(Some records)
— start —

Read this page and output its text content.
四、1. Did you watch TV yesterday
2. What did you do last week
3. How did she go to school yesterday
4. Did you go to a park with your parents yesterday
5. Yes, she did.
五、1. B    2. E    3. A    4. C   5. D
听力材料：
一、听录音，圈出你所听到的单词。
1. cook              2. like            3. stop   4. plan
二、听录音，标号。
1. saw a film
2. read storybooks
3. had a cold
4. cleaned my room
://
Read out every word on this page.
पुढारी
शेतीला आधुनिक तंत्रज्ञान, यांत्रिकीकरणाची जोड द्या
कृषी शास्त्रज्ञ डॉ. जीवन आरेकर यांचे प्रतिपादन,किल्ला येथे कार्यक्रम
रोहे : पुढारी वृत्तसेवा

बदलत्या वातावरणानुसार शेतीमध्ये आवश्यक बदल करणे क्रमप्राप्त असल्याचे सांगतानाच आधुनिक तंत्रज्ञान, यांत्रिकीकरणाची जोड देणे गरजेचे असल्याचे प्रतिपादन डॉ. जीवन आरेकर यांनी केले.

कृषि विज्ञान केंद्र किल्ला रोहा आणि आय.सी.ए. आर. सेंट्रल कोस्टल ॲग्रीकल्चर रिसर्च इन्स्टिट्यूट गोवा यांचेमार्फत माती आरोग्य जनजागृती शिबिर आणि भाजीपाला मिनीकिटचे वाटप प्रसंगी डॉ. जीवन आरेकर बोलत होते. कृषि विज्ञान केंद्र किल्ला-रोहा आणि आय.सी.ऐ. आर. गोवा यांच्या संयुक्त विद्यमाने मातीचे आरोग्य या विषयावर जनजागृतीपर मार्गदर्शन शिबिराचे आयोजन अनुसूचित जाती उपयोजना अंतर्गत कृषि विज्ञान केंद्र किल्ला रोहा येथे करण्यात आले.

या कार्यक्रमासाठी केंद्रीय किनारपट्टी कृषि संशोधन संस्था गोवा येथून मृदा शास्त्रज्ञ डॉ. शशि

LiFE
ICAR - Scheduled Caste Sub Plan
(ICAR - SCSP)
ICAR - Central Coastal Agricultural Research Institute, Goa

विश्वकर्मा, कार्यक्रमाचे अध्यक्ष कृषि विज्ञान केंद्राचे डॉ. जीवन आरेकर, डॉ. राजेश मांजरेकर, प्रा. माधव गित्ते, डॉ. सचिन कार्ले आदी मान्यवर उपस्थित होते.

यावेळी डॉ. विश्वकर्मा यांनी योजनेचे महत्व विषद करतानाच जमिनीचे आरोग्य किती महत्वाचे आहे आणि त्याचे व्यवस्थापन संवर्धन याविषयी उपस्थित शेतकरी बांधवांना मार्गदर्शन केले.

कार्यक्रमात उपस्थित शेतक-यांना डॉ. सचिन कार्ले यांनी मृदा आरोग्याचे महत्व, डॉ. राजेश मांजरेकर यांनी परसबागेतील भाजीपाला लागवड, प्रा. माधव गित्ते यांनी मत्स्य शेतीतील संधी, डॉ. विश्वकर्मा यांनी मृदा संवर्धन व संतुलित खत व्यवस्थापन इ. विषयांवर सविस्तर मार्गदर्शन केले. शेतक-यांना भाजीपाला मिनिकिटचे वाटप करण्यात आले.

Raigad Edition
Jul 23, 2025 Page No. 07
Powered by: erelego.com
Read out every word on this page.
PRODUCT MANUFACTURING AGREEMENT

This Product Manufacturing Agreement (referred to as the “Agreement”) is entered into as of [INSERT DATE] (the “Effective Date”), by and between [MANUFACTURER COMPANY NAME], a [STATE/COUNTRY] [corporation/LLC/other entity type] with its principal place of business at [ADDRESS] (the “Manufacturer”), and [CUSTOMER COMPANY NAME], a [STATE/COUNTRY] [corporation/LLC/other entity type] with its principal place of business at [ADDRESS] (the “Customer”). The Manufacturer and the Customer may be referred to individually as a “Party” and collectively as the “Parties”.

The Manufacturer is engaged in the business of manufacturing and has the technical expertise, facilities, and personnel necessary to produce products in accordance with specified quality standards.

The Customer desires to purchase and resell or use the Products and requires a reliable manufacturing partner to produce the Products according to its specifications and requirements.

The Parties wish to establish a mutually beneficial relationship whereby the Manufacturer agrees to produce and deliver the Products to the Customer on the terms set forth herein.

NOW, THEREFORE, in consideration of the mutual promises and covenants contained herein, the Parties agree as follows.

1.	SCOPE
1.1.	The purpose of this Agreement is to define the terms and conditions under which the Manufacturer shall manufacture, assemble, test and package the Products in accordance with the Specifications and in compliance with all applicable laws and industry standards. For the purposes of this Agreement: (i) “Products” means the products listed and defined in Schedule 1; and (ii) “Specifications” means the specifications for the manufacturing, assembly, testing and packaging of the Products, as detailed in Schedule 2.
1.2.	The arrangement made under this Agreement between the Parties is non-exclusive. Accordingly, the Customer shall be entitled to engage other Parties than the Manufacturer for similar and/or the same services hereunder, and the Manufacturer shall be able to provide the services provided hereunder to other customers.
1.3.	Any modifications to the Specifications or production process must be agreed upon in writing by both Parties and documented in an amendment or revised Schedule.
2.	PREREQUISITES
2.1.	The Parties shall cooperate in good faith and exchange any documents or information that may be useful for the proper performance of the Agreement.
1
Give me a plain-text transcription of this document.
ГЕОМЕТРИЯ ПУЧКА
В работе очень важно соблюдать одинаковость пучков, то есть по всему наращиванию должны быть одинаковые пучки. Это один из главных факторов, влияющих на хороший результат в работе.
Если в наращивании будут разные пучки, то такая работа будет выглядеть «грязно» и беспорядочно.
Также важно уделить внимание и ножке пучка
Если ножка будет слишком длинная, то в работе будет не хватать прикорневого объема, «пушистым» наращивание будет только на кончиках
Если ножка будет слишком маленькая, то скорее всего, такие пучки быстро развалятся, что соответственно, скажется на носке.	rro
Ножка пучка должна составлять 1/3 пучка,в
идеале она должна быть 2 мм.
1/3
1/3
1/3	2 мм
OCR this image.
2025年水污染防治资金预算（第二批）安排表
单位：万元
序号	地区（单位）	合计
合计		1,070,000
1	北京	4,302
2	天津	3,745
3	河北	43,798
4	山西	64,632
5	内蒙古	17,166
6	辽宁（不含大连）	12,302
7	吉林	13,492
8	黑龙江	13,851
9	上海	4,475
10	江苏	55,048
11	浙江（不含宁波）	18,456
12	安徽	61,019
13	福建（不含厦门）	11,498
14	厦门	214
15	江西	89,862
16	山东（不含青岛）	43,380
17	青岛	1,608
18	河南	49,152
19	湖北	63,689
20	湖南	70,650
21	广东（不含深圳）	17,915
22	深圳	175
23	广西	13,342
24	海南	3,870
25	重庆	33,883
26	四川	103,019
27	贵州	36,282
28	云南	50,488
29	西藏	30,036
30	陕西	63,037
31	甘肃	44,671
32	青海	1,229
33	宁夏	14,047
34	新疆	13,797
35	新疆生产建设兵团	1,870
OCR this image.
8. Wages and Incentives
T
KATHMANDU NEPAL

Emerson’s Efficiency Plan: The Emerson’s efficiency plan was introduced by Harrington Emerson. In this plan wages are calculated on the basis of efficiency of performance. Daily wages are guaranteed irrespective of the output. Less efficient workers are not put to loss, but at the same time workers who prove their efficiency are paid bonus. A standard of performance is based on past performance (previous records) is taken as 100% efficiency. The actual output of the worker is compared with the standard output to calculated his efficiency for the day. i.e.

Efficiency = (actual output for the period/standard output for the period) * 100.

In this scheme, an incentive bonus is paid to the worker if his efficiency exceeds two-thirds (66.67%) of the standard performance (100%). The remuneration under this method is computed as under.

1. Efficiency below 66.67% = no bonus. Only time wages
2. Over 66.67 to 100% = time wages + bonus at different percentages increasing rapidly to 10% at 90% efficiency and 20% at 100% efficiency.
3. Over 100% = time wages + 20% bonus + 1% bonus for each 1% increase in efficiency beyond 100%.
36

— end —

Find every line containing the word "ICAR", then give the total and nothing more.

3